**Exercise instructions**. Your answer should be one number: how many lines of the data include the string "content"?

**Dataset**.
>> Start
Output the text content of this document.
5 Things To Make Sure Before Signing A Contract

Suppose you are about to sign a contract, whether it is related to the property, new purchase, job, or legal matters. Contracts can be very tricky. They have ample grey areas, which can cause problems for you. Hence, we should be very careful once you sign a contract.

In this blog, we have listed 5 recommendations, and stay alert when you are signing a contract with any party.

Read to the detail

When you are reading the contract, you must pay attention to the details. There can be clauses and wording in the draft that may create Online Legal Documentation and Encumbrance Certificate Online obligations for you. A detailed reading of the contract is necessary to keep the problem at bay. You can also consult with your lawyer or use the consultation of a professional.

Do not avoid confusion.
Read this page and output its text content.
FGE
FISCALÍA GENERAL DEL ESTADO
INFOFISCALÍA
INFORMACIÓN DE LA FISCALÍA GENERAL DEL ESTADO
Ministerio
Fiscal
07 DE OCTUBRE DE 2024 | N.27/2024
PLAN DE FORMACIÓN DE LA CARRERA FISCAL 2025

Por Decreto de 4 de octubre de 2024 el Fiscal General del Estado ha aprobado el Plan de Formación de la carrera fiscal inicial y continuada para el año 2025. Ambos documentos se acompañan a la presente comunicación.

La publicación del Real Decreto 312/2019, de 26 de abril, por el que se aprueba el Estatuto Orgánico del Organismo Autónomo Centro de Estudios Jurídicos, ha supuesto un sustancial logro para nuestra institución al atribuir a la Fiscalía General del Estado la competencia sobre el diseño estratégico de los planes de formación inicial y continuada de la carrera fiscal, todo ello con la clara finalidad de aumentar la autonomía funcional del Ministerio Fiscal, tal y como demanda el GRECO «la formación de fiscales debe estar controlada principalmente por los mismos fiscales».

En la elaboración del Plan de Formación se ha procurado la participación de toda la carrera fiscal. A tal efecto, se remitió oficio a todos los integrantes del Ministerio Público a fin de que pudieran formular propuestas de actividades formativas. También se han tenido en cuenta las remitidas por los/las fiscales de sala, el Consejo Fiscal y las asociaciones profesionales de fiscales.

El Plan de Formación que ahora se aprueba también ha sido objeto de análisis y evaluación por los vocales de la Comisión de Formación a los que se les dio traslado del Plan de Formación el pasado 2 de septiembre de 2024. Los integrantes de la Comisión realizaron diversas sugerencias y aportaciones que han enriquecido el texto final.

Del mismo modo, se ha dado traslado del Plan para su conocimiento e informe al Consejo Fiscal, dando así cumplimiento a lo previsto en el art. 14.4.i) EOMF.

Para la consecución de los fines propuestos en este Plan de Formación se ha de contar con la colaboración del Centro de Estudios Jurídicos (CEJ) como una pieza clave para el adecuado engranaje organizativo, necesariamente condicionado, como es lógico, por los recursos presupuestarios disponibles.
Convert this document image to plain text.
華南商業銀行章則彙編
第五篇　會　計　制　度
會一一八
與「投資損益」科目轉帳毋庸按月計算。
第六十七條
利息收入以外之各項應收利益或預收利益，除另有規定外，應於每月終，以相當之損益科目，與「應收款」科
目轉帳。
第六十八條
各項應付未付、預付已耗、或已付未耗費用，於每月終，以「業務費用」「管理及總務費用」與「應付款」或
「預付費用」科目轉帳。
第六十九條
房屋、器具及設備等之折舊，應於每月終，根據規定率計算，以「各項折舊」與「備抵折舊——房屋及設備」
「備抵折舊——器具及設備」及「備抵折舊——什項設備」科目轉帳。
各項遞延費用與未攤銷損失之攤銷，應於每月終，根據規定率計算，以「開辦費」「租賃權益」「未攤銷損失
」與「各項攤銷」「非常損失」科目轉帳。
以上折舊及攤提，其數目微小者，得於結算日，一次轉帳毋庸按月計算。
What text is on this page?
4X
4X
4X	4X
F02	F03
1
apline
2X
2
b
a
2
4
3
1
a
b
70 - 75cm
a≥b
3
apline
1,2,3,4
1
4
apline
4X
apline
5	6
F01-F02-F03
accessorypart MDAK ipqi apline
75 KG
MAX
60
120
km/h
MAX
>> End
**Exercise response**. 2